Render the following material again verbatim, leaving nothing out.

+ + +

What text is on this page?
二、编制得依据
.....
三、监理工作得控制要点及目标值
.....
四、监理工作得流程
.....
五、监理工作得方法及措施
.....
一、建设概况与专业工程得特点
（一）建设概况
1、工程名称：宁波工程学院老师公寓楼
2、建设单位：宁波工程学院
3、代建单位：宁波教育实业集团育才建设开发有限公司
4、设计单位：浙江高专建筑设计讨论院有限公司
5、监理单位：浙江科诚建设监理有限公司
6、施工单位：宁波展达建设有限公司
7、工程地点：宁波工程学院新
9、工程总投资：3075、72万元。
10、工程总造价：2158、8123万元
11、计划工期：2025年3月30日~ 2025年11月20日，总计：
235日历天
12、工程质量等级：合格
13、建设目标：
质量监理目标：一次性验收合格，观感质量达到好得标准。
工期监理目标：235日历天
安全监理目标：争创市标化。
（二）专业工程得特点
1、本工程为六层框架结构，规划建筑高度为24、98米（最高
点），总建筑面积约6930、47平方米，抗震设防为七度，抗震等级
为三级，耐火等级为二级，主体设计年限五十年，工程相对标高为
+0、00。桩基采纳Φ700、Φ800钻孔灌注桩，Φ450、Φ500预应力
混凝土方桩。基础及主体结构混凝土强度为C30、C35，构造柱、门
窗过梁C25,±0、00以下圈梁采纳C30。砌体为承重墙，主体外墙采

+ + +

**Solution below**
What text is on this page?
二、编制得依据
.....
三、监理工作得控制要点及目标值
.....
四、监理工作得流程
.....
五、监理工作得方法及措施
.....
一、建设概况与专业工程得特点
（一）建设概况
1、工程名称：宁波工程学院老师公寓楼
2、建设单位：宁波工程学院
3、代建单位：宁波教育实业集团育才建设开发有限公司
4、设计单位：浙江高专建筑设计讨论院有限公司
5、监理单位：浙江科诚建设监理有限公司
6、施工单位：宁波展达建设有限公司
7、工程地点：宁波工程学院新
9、工程总投资：3075、72万元。
10、工程总造价：2158、8123万元
11、计划工期：2025年3月30日~ 2025年11月20日，总计：
235日历天
12、工程质量等级：合格
13、建设目标：
质量监理目标：一次性验收合格，观感质量达到好得标准。
工期监理目标：235日历天
安全监理目标：争创市标化。
（二）专业工程得特点
1、本工程为六层框架结构，规划建筑高度为24、98米（最高
点），总建筑面积约6930、47平方米，抗震设防为七度，抗震等级
为三级，耐火等级为二级，主体设计年限五十年，工程相对标高为
+0、00。桩基采纳Φ700、Φ800钻孔灌注桩，Φ450、Φ500预应力
混凝土方桩。基础及主体结构混凝土强度为C30、C35，构造柱、门
窗过梁C25,±0、00以下圈梁采纳C30。砌体为承重墙，主体外墙采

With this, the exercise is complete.